__Activity__
Please translate this sentence from the file validation text below into Spanish: "The FILE_MANAGER system includes comprehensive validation features for CSV files during processing:"

__Reading text__
┌──

File Validation and Error Handling

The FILE_MANAGER system includes comprehensive validation features for CSV files during processing:

Pre-Processing Validation

  • Column Count Verification: Automatically checks if CSV files match template table structure
  • Error Prevention: Validates files before creating external tables to prevent processing failures
  • Detailed Error Messages: Provides specific guidance when validation fails

Common Validation Scenarios

Scenario 1: Excess Columns (Error -20011)

EXCESS COLUMNS DETECTED!

└──

__Information shown__

┌──

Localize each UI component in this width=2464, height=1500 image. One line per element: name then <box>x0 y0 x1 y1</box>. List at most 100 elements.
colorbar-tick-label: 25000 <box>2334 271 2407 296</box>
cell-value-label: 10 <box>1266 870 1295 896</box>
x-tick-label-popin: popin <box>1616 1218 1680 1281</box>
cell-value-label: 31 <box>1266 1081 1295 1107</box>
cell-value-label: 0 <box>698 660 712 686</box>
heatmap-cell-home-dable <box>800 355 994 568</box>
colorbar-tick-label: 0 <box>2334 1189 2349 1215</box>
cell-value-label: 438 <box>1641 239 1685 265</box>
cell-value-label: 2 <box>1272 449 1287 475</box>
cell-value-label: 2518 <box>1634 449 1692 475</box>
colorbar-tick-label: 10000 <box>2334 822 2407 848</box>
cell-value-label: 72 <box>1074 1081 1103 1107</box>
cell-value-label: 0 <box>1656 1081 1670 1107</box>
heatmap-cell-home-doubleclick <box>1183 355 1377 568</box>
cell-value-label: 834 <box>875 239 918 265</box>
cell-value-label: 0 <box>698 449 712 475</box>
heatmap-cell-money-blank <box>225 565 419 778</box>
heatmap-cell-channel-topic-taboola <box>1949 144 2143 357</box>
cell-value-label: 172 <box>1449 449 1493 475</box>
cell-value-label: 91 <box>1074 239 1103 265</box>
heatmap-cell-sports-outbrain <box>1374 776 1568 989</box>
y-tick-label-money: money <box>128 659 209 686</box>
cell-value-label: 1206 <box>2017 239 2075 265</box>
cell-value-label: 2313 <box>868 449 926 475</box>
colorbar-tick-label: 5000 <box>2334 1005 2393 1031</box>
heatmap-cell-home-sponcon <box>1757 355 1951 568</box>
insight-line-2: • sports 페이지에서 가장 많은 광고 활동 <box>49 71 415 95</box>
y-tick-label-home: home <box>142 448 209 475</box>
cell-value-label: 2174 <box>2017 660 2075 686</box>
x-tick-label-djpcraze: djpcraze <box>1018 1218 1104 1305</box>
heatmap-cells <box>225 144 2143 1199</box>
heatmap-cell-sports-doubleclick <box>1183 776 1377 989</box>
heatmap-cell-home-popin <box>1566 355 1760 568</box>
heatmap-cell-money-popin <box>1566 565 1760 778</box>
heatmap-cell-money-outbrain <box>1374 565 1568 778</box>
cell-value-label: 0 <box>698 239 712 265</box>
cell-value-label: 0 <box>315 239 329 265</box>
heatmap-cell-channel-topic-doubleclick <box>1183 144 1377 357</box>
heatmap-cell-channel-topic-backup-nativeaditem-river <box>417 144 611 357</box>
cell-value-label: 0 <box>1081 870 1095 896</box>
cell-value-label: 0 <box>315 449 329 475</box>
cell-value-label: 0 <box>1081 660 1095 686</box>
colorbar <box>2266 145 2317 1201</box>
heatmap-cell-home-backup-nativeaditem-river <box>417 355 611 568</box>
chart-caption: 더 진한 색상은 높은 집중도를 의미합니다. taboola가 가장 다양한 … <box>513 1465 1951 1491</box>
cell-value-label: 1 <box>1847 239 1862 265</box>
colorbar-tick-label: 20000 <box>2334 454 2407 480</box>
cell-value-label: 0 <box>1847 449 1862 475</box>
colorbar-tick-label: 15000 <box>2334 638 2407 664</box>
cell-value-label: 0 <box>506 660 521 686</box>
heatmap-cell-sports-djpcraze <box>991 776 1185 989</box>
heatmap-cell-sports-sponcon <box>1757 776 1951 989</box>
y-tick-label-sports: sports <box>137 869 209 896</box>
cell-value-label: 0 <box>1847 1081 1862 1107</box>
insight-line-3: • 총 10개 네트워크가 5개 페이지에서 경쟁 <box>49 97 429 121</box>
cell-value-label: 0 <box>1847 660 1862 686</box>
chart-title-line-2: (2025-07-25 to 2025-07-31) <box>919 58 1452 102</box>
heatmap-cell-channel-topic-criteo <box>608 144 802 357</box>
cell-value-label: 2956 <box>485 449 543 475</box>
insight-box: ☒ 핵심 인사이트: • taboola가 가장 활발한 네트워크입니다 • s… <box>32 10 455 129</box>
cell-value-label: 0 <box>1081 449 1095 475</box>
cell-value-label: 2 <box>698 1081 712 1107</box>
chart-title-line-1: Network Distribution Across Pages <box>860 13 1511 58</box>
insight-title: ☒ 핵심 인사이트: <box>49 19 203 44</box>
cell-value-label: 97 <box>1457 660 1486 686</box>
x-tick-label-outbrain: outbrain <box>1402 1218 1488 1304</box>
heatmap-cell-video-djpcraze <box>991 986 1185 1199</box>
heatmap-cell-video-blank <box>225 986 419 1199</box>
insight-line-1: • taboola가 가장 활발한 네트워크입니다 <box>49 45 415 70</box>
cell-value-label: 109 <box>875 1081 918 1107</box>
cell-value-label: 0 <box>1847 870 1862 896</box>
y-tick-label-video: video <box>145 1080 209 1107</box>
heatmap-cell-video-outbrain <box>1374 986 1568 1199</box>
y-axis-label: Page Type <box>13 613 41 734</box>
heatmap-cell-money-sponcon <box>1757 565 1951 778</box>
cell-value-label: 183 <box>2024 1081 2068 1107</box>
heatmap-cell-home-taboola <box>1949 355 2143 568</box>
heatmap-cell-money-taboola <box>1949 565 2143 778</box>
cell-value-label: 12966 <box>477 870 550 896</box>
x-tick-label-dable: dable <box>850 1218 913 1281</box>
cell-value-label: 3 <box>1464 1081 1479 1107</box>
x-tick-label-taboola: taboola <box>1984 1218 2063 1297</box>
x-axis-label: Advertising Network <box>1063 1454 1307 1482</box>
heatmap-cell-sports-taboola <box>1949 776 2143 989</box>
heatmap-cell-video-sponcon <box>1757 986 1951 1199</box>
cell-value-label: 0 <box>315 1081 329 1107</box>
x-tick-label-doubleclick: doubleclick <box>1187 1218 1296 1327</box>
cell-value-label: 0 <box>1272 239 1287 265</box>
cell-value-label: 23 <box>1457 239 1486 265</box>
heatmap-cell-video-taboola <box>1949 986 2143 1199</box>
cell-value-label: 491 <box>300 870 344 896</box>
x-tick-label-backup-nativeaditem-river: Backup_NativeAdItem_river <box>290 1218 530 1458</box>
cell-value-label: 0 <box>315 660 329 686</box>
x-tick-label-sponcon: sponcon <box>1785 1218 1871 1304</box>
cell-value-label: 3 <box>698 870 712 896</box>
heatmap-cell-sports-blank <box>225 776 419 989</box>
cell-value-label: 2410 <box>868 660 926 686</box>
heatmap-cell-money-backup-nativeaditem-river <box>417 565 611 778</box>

└──

__Written response__
El sistema FILE_MANAGER incluye funciones integrales de validación para archivos CSV durante el procesamiento: